— START OF Source records —

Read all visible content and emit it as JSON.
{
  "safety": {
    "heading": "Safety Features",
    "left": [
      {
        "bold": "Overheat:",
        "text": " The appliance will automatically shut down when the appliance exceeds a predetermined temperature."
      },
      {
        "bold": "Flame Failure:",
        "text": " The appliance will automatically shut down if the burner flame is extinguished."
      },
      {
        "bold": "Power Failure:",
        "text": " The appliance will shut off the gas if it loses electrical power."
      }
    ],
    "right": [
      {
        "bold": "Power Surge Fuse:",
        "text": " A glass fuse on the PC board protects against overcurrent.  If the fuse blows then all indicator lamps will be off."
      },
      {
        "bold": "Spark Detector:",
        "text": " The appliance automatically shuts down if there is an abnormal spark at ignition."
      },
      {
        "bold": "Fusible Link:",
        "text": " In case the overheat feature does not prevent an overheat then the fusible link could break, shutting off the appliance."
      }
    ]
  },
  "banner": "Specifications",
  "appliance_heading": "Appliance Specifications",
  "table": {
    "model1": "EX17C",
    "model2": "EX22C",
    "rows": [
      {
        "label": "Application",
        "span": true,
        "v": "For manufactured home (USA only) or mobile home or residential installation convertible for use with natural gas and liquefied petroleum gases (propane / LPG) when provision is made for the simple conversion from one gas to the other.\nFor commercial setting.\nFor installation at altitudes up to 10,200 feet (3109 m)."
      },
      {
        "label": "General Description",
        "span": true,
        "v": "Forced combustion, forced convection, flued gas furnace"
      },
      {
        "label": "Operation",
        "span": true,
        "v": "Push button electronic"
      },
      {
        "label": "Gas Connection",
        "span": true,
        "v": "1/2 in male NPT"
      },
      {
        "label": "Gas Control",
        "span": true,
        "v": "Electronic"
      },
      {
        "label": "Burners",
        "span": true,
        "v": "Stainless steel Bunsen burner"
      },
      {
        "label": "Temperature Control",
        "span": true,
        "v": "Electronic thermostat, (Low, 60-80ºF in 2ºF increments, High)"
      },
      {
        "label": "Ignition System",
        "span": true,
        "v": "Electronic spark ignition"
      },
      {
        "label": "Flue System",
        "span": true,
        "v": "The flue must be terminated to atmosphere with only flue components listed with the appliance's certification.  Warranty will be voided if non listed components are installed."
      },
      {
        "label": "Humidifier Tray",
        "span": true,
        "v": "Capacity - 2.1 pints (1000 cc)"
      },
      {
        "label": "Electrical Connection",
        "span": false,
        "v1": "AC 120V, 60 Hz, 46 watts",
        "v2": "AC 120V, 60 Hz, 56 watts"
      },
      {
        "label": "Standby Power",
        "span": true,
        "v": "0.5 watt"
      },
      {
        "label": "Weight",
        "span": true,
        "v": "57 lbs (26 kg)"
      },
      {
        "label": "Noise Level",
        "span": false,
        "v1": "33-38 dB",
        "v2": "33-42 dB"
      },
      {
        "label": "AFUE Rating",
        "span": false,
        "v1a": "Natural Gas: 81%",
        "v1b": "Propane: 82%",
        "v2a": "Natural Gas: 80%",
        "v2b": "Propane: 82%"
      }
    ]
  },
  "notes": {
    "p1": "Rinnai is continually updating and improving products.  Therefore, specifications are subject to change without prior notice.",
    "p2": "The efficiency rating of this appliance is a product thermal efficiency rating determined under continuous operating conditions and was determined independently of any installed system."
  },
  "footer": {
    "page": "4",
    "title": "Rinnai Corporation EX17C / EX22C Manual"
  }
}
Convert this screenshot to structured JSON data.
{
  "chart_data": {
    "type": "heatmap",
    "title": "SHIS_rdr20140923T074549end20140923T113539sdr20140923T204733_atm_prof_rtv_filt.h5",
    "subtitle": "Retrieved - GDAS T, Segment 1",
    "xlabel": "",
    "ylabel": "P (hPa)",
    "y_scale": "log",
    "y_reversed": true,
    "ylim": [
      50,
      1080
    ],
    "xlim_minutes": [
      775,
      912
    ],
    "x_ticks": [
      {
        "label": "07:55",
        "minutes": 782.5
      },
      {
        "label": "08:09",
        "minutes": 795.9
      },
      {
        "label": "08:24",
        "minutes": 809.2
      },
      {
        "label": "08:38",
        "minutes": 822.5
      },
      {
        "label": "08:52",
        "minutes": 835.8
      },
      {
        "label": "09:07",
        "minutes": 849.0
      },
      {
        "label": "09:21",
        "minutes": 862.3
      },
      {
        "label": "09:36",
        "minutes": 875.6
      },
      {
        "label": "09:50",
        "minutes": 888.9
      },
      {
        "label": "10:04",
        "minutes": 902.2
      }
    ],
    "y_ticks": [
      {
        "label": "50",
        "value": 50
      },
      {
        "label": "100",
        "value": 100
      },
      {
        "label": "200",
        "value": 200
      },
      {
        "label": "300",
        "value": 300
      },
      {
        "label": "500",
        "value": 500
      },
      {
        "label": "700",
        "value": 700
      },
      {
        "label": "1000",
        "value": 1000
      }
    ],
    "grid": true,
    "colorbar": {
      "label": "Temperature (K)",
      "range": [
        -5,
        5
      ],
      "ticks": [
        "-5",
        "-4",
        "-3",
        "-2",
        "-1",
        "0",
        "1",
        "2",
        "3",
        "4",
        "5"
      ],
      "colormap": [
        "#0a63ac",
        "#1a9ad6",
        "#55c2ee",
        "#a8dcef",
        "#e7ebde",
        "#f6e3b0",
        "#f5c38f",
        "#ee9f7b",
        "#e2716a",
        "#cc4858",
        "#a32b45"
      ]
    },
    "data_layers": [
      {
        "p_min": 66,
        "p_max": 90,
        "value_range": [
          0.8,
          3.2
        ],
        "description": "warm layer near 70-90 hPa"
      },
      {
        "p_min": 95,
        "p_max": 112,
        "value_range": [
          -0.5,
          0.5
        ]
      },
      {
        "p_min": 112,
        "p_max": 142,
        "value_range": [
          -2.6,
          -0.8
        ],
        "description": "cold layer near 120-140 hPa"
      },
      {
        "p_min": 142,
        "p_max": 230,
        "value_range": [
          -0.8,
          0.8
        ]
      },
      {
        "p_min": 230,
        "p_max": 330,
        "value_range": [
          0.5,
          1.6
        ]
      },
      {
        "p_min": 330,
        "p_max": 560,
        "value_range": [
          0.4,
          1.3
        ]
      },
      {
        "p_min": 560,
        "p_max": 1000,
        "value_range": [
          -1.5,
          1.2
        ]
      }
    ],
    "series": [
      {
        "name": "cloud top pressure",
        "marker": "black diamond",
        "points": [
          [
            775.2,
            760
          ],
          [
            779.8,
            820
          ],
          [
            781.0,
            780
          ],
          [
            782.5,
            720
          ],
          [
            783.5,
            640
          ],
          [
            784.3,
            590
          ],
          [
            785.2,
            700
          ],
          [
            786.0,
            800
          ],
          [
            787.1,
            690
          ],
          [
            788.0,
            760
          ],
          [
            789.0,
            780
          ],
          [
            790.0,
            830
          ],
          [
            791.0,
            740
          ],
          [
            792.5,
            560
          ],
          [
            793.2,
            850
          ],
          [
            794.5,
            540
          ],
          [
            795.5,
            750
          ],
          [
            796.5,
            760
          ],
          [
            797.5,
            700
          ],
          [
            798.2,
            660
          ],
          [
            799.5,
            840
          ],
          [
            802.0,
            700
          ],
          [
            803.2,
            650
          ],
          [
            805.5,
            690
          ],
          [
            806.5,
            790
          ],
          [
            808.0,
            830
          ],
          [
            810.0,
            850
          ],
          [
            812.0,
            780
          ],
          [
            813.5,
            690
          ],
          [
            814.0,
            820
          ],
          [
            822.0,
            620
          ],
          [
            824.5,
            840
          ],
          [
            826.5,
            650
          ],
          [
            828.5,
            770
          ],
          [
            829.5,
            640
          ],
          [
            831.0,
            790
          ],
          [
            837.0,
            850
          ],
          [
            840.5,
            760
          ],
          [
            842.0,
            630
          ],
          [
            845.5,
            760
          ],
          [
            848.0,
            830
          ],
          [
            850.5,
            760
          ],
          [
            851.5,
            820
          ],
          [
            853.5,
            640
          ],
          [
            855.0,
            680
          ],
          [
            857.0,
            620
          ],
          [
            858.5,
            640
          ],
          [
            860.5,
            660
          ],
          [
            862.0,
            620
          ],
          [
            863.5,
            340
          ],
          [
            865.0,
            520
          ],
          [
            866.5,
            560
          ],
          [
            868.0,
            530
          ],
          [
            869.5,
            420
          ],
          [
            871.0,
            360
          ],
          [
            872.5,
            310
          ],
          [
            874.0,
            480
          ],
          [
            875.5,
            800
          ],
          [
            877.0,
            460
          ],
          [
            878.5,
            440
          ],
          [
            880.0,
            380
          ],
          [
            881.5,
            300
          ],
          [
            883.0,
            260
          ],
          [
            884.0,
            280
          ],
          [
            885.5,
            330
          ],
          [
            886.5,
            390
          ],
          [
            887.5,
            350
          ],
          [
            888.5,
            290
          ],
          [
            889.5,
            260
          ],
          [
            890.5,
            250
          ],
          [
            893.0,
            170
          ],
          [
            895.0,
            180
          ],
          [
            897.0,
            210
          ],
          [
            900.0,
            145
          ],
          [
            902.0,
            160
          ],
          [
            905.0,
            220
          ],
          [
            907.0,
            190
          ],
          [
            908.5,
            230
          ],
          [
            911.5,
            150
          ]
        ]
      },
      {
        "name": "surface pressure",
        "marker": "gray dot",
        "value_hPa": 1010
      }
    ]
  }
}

— END OF Source records —

What this task involves: Single out each line of the records above with the string "installed" in it, and copy it.

Full output:
        "v": "The flue must be terminated to atmosphere with only flue components listed with the appliance's certification.  Warranty will be voided if non listed components are installed."
    "p2": "The efficiency rating of this appliance is a product thermal efficiency rating determined under continuous operating conditions and was determined independently of any installed system."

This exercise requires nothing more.